Work to complete:
a) In the article on South Africa's captive lion industry, how many captive lions does Ashcroft estimate the country now has?
b) Why did the Ashcroft team spy on Lister, the local spy it recruited to infiltrate captive breeding outfits? Answer in one to three sentences, drawing on the article on South Africa's captive lion industry.

Text to read:
################
Almost without exception, every single captive-bred lion in South Africa faces a miserable fate – petted and played with as a cub, then becoming the target in a canned hunt or ending up being slaughtered for the bone trade.
As Environment Minister Barbara Creecy’s questionable Advisory Committee determines future policies regarding the consumptive use of our wild animals, it’s been handed a devastating book by British philanthropist Lord Ashcroft on the ongoing cruelty of South Africa’s captive-bred lion industry.
The final chapter of this book on the horrors of captive lion breeding in South Africa and published this week describes a deeply worrying interaction.
In an elaborate two-year undercover operation funded by Lord Michael Ashcroft, former Special Forces and security operatives documented in detail the names, places, cruel practices and trafficking routes of the industry. All the information was handed to Colonel Johan Jooste, who heads the SAPS wildlife unit. He interrogated Ashcroft’s team members, threatened to arrest them and handed it back.
Ashcroft’s approach to the South African High Commissioner in London, Nomatemba Tambo, did not even receive the courtesy of a reply.
As to why, he says in this disturbing book, one must draw one’s own conclusions. “This strongly suggests the South African authorities are enabling this incredibly dangerous trade.”
He estimates there are now 12,000 captive lions in the country and only 3,000 wild lions and has proof that wild lions are being poached in Botswana to improve the captive breeding stock. He says it’s most probable that the legalised trade in lion parts is stimulating poaching of a shrinking population of wild lions.
It’s painful to read the cruelty he documents. Almost without exception, every single captive-bred lion in South Africa faces a miserable fate – petted and played with as a cub, then becoming the target in a canned hunt or ending up being slaughtered for the bone trade.
The team’s objective was to hand over all evidence collected to the SAPS. It was the sort of sting operation you’d like to imagine the local Green Scorpions would mount, but for some reason they never have.
Ashcroft is an Anglo-Belizean businessman, author, former deputy chairman of the British Conservative party and life peer who is no stranger to controversy surrounding his political writing and where he pays his tax. But, importantly for this operation, he abhors cruelty to animals and is immensely rich.
The South African sting operation had all the hallmarks of a James Bond movie. It involved operatives with military training, a safe house stuffed with sophisticated surveillance technology, a helicopter, drones, magnetic trackers on cars and lion bone consignments, camera traps, button cameras, throwaway “burner” phones and a cellphone which, unbeknown to its owner, was fitted with spyware that transmitted everything back to the safe house. Their cover story was that they worked for a high-end international property company.
A local spy and former policeman, codenamed Lister, was recruited to infiltrate the captive breeding outfits and was, in turn, spied on by the Ashcroft team because he was, himself, a lion bone trader. He was given a 4×4 with cameras facing both ways and recording equipment to capture every conversation. Both the 4×4 and his wife’s car were secretly digitally tracked.
################
Dataset:
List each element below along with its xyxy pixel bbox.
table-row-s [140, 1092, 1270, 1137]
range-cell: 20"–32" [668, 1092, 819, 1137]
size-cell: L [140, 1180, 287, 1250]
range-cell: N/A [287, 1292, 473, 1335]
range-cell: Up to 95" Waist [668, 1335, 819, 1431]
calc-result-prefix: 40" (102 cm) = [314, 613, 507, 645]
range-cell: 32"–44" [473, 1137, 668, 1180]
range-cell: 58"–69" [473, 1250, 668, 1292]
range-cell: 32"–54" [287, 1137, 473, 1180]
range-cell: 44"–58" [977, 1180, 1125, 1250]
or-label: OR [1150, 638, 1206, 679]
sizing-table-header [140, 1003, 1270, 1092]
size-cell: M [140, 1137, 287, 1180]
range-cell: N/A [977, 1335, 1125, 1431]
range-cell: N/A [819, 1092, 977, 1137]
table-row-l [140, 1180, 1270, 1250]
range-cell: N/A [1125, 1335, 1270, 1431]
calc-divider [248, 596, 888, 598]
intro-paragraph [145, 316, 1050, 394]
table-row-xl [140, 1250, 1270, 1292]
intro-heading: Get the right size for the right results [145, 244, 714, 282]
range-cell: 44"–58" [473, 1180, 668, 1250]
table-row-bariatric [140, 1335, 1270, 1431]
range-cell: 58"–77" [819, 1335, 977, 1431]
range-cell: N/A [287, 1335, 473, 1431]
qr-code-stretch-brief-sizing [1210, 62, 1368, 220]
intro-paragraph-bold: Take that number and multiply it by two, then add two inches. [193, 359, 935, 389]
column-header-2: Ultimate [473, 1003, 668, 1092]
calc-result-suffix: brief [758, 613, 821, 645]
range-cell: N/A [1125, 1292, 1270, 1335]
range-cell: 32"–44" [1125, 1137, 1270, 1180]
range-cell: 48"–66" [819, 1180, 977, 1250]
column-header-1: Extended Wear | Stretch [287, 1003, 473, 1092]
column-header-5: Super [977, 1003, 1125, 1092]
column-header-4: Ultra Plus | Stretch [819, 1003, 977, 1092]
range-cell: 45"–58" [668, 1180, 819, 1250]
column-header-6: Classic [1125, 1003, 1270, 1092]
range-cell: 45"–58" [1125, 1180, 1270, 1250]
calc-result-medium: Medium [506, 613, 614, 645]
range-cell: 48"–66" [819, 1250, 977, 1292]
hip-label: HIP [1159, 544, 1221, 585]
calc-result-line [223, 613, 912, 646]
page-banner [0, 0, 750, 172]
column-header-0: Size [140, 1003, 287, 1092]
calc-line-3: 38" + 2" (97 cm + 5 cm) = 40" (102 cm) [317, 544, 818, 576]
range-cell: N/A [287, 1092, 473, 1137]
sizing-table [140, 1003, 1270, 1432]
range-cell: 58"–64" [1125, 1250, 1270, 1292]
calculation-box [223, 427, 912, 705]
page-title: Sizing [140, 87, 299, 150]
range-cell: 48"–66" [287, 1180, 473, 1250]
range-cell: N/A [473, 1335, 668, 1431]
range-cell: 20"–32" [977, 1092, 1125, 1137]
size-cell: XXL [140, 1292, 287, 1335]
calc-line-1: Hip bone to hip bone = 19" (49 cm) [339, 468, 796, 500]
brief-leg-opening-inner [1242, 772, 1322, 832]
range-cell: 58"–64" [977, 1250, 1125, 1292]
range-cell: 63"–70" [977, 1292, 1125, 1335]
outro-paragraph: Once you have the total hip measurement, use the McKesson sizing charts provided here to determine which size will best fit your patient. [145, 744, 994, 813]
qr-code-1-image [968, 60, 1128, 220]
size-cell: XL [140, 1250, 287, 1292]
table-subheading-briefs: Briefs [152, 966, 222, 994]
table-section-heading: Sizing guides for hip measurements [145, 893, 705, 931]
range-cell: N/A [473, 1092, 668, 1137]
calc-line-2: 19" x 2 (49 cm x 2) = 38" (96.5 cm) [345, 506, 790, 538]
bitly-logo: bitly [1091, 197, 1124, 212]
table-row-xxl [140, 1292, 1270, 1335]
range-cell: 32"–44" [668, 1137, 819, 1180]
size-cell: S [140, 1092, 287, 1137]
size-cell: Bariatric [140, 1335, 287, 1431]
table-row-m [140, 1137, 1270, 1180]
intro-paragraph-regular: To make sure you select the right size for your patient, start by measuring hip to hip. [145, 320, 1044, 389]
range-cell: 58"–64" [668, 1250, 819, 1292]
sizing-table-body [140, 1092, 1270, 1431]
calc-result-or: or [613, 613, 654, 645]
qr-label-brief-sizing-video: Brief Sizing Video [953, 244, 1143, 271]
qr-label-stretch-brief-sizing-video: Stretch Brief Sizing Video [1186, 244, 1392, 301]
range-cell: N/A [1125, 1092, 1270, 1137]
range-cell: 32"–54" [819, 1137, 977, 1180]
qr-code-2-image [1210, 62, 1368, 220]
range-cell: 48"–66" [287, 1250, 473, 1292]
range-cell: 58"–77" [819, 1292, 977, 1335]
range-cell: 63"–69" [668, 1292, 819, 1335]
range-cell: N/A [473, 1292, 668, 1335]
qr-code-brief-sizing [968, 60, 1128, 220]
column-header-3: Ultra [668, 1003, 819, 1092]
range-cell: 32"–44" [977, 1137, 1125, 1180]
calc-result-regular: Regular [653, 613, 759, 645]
################
Responses in order:
a) About 12,000, compared with only 3,000 wild lions.

b) The team spied on Lister because he was himself a lion bone trader. He was given a 4×4 with cameras facing both ways and equipment to record every conversation, and both that vehicle and his wife's car were secretly tracked.